== Job ==
Take from the listing each line that has the string "circle".

:::::

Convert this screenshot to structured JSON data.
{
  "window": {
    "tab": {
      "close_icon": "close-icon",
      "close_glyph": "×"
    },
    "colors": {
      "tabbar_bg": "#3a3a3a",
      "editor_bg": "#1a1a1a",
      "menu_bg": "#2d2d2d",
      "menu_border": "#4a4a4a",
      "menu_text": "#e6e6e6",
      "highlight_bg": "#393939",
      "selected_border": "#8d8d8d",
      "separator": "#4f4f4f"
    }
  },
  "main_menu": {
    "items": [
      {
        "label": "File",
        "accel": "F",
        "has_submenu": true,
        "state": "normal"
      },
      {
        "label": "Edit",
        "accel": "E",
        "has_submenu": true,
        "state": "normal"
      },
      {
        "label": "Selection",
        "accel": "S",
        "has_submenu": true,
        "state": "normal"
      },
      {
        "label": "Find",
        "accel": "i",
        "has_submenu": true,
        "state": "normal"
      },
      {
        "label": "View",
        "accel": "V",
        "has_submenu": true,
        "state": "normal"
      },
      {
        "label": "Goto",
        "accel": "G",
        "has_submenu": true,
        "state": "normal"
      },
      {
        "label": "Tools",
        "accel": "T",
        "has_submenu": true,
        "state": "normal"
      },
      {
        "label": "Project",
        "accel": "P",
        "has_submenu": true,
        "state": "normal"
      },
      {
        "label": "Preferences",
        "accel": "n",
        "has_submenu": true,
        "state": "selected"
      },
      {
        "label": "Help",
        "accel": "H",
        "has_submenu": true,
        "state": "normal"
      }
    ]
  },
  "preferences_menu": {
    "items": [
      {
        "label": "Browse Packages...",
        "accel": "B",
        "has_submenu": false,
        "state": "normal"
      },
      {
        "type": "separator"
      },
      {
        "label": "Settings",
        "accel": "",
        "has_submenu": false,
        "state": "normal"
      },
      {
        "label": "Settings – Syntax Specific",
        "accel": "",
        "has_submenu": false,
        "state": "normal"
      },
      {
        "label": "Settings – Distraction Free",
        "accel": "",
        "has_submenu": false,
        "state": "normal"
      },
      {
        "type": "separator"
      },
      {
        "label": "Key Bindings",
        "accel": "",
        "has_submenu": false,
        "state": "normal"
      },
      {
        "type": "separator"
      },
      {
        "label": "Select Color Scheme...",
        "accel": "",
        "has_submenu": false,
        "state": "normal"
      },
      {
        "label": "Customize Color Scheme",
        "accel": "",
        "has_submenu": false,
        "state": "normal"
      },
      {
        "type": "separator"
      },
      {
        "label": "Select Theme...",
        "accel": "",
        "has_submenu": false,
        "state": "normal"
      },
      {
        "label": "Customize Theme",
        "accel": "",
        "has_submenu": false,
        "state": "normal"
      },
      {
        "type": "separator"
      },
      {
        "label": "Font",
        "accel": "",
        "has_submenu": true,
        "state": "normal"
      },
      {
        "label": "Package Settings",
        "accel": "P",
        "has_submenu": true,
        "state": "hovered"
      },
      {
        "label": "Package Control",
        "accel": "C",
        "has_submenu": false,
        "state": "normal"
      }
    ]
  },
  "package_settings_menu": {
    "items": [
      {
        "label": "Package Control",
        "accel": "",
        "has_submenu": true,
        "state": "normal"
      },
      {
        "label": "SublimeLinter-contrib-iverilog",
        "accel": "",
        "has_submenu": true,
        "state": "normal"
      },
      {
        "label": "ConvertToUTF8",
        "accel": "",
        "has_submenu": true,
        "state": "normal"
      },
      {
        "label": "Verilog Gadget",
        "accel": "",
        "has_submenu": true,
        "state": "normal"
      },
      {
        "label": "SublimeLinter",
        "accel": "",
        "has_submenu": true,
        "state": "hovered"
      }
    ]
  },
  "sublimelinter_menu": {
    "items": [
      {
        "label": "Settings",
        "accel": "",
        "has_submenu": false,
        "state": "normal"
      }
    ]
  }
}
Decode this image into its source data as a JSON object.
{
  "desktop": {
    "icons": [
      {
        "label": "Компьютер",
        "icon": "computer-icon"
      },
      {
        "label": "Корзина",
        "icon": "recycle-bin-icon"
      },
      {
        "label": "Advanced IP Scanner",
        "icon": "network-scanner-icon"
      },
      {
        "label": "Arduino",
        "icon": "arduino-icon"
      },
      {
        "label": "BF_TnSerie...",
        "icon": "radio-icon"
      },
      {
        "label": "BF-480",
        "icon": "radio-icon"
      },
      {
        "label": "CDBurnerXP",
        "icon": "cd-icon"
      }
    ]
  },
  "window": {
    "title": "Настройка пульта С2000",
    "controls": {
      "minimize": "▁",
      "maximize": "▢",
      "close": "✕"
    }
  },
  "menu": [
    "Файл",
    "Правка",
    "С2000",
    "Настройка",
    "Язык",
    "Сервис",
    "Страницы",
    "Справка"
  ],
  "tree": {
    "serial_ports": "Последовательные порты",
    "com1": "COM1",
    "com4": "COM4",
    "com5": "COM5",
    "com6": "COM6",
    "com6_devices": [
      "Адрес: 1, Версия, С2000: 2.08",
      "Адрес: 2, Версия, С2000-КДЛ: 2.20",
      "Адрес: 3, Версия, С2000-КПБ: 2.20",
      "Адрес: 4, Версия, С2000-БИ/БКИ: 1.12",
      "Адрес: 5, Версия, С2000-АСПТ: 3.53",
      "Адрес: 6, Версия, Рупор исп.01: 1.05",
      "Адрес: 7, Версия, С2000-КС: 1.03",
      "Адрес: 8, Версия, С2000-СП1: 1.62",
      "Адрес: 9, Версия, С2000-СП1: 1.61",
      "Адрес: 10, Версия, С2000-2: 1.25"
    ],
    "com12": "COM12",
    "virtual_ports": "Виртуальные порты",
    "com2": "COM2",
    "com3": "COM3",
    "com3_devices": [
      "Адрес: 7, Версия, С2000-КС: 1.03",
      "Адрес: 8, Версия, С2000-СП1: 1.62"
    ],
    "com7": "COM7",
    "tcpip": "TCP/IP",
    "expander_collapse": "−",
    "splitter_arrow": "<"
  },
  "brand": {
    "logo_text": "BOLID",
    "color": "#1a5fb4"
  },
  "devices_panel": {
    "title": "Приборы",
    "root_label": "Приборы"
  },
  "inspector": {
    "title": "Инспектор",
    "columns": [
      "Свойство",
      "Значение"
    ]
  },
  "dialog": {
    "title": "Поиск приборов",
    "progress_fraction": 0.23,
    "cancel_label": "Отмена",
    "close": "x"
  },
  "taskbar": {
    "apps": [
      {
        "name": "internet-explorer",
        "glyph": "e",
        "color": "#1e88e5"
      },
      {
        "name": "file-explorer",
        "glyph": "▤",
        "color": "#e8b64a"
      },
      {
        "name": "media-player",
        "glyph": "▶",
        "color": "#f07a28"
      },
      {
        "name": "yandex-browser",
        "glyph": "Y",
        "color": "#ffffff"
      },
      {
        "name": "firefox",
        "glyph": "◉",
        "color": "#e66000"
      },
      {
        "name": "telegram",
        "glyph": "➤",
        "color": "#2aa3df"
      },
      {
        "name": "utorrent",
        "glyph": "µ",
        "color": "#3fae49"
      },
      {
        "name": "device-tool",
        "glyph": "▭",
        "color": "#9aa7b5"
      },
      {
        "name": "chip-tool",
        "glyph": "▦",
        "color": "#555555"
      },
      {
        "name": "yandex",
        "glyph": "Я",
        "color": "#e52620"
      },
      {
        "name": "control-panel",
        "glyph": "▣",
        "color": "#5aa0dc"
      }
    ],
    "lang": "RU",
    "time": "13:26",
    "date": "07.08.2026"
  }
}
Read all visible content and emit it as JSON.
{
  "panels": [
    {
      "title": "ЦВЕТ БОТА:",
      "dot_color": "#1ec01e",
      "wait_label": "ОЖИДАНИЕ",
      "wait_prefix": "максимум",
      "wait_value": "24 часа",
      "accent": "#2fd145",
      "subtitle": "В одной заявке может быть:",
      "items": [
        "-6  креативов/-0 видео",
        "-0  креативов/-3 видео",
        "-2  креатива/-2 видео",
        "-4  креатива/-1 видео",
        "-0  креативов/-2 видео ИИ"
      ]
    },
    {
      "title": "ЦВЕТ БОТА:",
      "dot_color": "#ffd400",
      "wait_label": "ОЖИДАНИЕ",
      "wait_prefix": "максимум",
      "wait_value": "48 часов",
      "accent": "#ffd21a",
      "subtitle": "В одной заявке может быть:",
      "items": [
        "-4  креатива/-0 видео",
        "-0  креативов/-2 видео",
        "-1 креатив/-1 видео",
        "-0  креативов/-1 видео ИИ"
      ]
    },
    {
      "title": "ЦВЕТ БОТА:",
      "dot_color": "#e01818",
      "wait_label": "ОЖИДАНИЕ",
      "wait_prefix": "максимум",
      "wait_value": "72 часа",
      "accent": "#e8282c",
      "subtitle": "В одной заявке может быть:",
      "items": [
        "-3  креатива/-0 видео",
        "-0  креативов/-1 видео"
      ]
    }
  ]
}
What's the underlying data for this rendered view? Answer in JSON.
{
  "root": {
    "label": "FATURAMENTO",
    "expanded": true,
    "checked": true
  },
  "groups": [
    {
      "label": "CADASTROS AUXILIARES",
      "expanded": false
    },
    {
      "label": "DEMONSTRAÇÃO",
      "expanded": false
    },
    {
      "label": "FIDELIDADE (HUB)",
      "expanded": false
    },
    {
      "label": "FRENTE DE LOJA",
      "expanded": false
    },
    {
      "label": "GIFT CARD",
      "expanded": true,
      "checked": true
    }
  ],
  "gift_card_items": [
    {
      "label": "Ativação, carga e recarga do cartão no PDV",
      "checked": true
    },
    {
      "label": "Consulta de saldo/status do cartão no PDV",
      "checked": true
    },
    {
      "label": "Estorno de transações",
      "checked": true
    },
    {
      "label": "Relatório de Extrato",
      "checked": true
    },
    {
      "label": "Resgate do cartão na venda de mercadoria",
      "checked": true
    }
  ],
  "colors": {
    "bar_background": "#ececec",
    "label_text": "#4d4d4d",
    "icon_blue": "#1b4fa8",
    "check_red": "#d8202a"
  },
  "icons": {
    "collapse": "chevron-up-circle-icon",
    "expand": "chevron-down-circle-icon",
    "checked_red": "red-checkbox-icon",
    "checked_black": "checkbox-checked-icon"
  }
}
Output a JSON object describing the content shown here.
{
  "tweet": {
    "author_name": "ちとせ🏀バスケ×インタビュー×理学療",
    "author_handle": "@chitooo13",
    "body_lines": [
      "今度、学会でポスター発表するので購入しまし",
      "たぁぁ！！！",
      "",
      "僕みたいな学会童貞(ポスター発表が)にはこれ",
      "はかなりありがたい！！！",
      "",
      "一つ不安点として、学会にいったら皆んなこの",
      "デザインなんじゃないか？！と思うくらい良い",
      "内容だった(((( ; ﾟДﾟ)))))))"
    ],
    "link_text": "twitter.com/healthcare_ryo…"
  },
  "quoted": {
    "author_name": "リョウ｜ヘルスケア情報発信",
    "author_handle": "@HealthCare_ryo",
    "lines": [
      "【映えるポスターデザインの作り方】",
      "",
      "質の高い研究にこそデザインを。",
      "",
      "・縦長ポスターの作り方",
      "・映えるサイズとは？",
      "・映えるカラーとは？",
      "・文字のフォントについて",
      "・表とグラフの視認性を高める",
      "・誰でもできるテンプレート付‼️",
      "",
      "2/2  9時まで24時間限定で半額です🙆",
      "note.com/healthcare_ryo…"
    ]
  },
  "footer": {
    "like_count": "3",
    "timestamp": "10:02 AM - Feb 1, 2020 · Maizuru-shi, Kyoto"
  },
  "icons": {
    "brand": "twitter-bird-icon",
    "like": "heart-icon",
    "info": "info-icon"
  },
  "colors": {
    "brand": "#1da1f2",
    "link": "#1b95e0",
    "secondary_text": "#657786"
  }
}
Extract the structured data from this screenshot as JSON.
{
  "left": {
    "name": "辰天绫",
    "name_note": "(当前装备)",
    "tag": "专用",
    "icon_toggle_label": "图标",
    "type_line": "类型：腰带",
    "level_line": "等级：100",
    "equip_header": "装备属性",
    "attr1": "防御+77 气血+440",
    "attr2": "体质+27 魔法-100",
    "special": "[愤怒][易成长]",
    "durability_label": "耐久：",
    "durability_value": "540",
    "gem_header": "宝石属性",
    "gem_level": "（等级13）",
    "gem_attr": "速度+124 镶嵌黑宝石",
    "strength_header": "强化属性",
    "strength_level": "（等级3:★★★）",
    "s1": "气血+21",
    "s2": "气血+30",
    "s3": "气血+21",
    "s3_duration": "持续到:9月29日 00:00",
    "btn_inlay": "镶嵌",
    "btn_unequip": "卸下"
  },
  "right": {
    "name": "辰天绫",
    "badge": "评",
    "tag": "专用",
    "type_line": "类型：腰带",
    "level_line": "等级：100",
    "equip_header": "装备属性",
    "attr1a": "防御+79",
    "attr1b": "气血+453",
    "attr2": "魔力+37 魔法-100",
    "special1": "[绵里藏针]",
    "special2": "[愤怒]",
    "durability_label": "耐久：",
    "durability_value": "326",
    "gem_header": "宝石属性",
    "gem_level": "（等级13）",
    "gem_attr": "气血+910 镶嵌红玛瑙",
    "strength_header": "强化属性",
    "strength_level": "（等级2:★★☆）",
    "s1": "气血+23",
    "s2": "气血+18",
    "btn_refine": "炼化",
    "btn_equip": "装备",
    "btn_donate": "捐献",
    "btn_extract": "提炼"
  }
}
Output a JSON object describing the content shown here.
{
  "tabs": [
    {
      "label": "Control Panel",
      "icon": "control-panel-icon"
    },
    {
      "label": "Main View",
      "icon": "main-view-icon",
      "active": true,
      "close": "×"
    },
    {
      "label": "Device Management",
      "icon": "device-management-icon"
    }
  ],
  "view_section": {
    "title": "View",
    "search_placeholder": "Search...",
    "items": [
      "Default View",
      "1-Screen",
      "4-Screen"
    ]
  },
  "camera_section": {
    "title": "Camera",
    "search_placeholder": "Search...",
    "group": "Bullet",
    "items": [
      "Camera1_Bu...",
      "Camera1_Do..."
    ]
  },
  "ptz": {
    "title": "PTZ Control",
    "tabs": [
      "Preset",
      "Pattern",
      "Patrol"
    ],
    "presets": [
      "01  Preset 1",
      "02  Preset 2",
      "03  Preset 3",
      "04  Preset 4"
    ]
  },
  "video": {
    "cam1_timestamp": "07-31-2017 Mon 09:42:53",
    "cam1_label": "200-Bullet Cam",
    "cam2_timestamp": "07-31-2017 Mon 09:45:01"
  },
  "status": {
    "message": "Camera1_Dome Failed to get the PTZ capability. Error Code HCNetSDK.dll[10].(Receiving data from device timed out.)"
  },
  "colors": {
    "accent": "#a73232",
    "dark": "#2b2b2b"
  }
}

:::::

== Solution below ==
    "collapse": "chevron-up-circle-icon",
    "expand": "chevron-down-circle-icon",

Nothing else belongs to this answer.